Requirements
Lines containing the word "用钨丝制灯丝" should be extracted in full.

The input

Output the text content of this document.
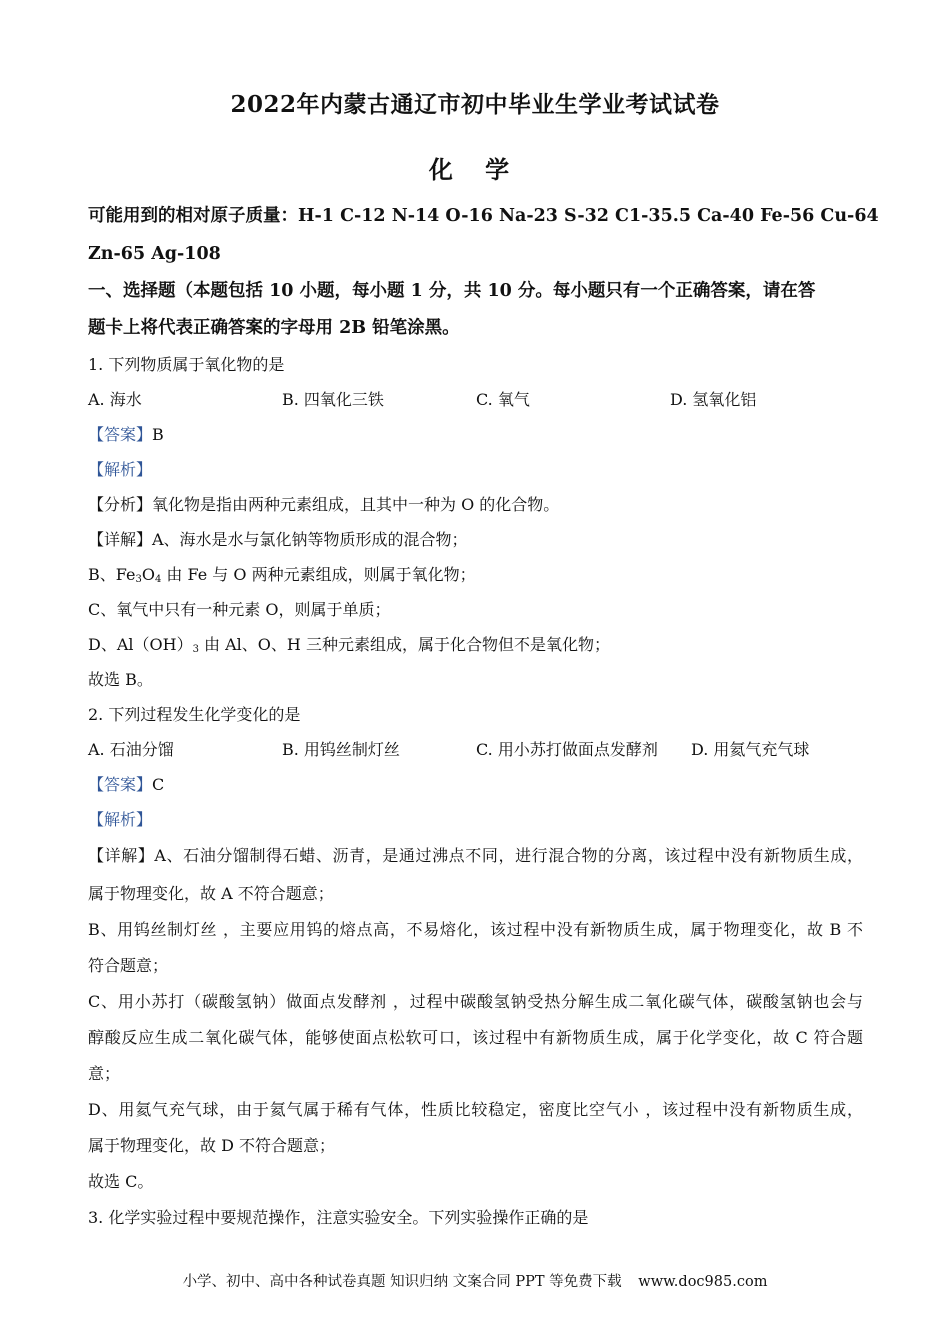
2022年内蒙古通辽市初中毕业生学业考试试卷
化 学
可能用到的相对原子质量：H-1 C-12 N-14 O-16 Na-23 S-32 C1-35.5 Ca-40 Fe-56 Cu-64
Zn-65 Ag-108
一、选择题（本题包括 10 小题，每小题 1 分，共 10 分。每小题只有一个正确答案，请在答
题卡上将代表正确答案的字母用 2B 铅笔涂黑。
1. 下列物质属于氧化物的是
A. 海水	B. 四氧化三铁	C. 氧气	D. 氢氧化铝
【答案】B
【解析】
【分析】氧化物是指由两种元素组成，且其中一种为 O 的化合物。
【详解】A、海水是水与氯化钠等物质形成的混合物；
B、$Fe_3O_4$ 由 Fe 与 O 两种元素组成，则属于氧化物；
C、氧气中只有一种元素 O，则属于单质；
D、$Al(OH)_3$ 由 Al、O、H 三种元素组成，属于化合物但不是氧化物；
故选 B。
2. 下列过程发生化学变化的是
A. 石油分馏	B. 用钨丝制灯丝	C. 用小苏打做面点发酵剂 D. 用氦气充气球
【答案】C
【解析】
【详解】A、石油分馏制得石蜡、沥青，是通过沸点不同，进行混合物的分离，该过程中没有新物质生成，
属于物理变化，故 A 不符合题意；
B、用钨丝制灯丝 ，主要应用钨的熔点高，不易熔化，该过程中没有新物质生成，属于物理变化，故 B 不
符合题意；
C、用小苏打（碳酸氢钠）做面点发酵剂 ，过程中碳酸氢钠受热分解生成二氧化碳气体，碳酸氢钠也会与
醇酸反应生成二氧化碳气体，能够使面点松软可口，该过程中有新物质生成，属于化学变化，故 C 符合题
意；
D、用氦气充气球，由于氦气属于稀有气体，性质比较稳定，密度比空气小 ，该过程中没有新物质生成，
属于物理变化，故 D 不符合题意；
故选 C。
3. 化学实验过程中要规范操作，注意实验安全。下列实验操作正确的是
小学、初中、高中各种试卷真题 知识归纳 文案合同 PPT 等免费下载 www.doc985.com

Finished task
A. 石油分馏	B. 用钨丝制灯丝	C. 用小苏打做面点发酵剂 D. 用氦气充气球
B、用钨丝制灯丝 ，主要应用钨的熔点高，不易熔化，该过程中没有新物质生成，属于物理变化，故 B 不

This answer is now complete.